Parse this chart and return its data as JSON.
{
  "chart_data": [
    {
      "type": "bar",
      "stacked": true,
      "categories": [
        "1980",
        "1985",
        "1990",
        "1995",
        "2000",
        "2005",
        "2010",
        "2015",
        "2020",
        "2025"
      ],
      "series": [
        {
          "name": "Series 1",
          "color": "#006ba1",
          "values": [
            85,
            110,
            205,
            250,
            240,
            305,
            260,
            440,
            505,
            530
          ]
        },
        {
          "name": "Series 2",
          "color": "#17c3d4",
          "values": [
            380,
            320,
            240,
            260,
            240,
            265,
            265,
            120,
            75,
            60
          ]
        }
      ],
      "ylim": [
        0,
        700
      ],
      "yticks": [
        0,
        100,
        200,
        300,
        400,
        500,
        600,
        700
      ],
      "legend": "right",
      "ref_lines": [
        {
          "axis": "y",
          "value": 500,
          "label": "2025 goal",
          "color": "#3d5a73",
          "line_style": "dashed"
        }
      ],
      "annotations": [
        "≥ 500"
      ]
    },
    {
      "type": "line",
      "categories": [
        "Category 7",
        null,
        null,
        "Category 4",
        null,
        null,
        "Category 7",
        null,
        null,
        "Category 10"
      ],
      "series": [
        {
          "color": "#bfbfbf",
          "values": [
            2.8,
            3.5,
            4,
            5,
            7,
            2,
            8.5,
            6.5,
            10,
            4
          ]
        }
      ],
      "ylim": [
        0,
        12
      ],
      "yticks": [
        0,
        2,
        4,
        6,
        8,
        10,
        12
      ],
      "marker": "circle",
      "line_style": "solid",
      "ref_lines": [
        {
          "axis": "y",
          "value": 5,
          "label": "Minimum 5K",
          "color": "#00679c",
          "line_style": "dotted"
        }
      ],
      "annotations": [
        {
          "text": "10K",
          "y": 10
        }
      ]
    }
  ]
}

──────

▶ **STATED TASK**
Please output the complete data exactly.

▶ **FULL SOLUTION**
Parse this chart and return its data as JSON.
{
  "chart_data": [
    {
      "type": "bar",
      "stacked": true,
      "categories": [
        "1980",
        "1985",
        "1990",
        "1995",
        "2000",
        "2005",
        "2010",
        "2015",
        "2020",
        "2025"
      ],
      "series": [
        {
          "name": "Series 1",
          "color": "#006ba1",
          "values": [
            85,
            110,
            205,
            250,
            240,
            305,
            260,
            440,
            505,
            530
          ]
        },
        {
          "name": "Series 2",
          "color": "#17c3d4",
          "values": [
            380,
            320,
            240,
            260,
            240,
            265,
            265,
            120,
            75,
            60
          ]
        }
      ],
      "ylim": [
        0,
        700
      ],
      "yticks": [
        0,
        100,
        200,
        300,
        400,
        500,
        600,
        700
      ],
      "legend": "right",
      "ref_lines": [
        {
          "axis": "y",
          "value": 500,
          "label": "2025 goal",
          "color": "#3d5a73",
          "line_style": "dashed"
        }
      ],
      "annotations": [
        "≥ 500"
      ]
    },
    {
      "type": "line",
      "categories": [
        "Category 7",
        null,
        null,
        "Category 4",
        null,
        null,
        "Category 7",
        null,
        null,
        "Category 10"
      ],
      "series": [
        {
          "color": "#bfbfbf",
          "values": [
            2.8,
            3.5,
            4,
            5,
            7,
            2,
            8.5,
            6.5,
            10,
            4
          ]
        }
      ],
      "ylim": [
        0,
        12
      ],
      "yticks": [
        0,
        2,
        4,
        6,
        8,
        10,
        12
      ],
      "marker": "circle",
      "line_style": "solid",
      "ref_lines": [
        {
          "axis": "y",
          "value": 5,
          "label": "Minimum 5K",
          "color": "#00679c",
          "line_style": "dotted"
        }
      ],
      "annotations": [
        {
          "text": "10K",
          "y": 10
        }
      ]
    }
  ]
}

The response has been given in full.